### MATERIAL SHOWN
===
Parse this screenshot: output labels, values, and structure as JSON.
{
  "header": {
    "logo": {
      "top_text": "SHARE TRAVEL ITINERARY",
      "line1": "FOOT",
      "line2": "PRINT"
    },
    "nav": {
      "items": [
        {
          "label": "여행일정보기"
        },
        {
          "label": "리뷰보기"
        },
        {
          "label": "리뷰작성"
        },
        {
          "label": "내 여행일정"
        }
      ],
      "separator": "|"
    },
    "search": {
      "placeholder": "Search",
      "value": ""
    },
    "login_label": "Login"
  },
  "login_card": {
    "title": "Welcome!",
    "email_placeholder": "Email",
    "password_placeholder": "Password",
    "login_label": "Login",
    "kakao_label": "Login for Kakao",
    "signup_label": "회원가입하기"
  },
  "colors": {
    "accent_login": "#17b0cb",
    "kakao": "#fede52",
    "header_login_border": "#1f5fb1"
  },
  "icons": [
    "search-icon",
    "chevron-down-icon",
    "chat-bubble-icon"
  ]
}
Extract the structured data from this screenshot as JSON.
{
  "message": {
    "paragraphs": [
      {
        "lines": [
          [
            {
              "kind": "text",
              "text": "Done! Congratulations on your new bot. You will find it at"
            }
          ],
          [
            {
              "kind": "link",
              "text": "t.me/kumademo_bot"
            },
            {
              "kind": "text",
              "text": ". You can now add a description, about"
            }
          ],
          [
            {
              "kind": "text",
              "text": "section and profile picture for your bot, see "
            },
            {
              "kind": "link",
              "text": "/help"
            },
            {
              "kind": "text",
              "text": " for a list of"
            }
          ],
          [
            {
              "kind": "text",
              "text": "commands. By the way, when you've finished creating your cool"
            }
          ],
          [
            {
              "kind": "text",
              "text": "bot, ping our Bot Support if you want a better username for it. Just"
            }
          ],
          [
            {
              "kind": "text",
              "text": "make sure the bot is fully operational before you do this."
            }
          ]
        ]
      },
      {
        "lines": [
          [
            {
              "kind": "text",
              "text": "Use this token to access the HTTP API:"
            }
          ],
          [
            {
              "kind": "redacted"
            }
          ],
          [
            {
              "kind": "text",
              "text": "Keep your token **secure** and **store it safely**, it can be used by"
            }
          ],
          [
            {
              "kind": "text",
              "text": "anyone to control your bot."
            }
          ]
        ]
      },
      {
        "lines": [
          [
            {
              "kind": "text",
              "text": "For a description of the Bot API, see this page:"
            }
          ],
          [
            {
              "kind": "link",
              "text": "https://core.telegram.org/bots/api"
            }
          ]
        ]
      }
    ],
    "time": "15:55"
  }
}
===
### REQUIREMENTS
Your task is to return the full listing exactly as it was given.

### ANSWER FOR THE TASK
Parse this screenshot: output labels, values, and structure as JSON.
{
  "header": {
    "logo": {
      "top_text": "SHARE TRAVEL ITINERARY",
      "line1": "FOOT",
      "line2": "PRINT"
    },
    "nav": {
      "items": [
        {
          "label": "여행일정보기"
        },
        {
          "label": "리뷰보기"
        },
        {
          "label": "리뷰작성"
        },
        {
          "label": "내 여행일정"
        }
      ],
      "separator": "|"
    },
    "search": {
      "placeholder": "Search",
      "value": ""
    },
    "login_label": "Login"
  },
  "login_card": {
    "title": "Welcome!",
    "email_placeholder": "Email",
    "password_placeholder": "Password",
    "login_label": "Login",
    "kakao_label": "Login for Kakao",
    "signup_label": "회원가입하기"
  },
  "colors": {
    "accent_login": "#17b0cb",
    "kakao": "#fede52",
    "header_login_border": "#1f5fb1"
  },
  "icons": [
    "search-icon",
    "chevron-down-icon",
    "chat-bubble-icon"
  ]
}
Extract the structured data from this screenshot as JSON.
{
  "message": {
    "paragraphs": [
      {
        "lines": [
          [
            {
              "kind": "text",
              "text": "Done! Congratulations on your new bot. You will find it at"
            }
          ],
          [
            {
              "kind": "link",
              "text": "t.me/kumademo_bot"
            },
            {
              "kind": "text",
              "text": ". You can now add a description, about"
            }
          ],
          [
            {
              "kind": "text",
              "text": "section and profile picture for your bot, see "
            },
            {
              "kind": "link",
              "text": "/help"
            },
            {
              "kind": "text",
              "text": " for a list of"
            }
          ],
          [
            {
              "kind": "text",
              "text": "commands. By the way, when you've finished creating your cool"
            }
          ],
          [
            {
              "kind": "text",
              "text": "bot, ping our Bot Support if you want a better username for it. Just"
            }
          ],
          [
            {
              "kind": "text",
              "text": "make sure the bot is fully operational before you do this."
            }
          ]
        ]
      },
      {
        "lines": [
          [
            {
              "kind": "text",
              "text": "Use this token to access the HTTP API:"
            }
          ],
          [
            {
              "kind": "redacted"
            }
          ],
          [
            {
              "kind": "text",
              "text": "Keep your token **secure** and **store it safely**, it can be used by"
            }
          ],
          [
            {
              "kind": "text",
              "text": "anyone to control your bot."
            }
          ]
        ]
      },
      {
        "lines": [
          [
            {
              "kind": "text",
              "text": "For a description of the Bot API, see this page:"
            }
          ],
          [
            {
              "kind": "link",
              "text": "https://core.telegram.org/bots/api"
            }
          ]
        ]
      }
    ],
    "time": "15:55"
  }
}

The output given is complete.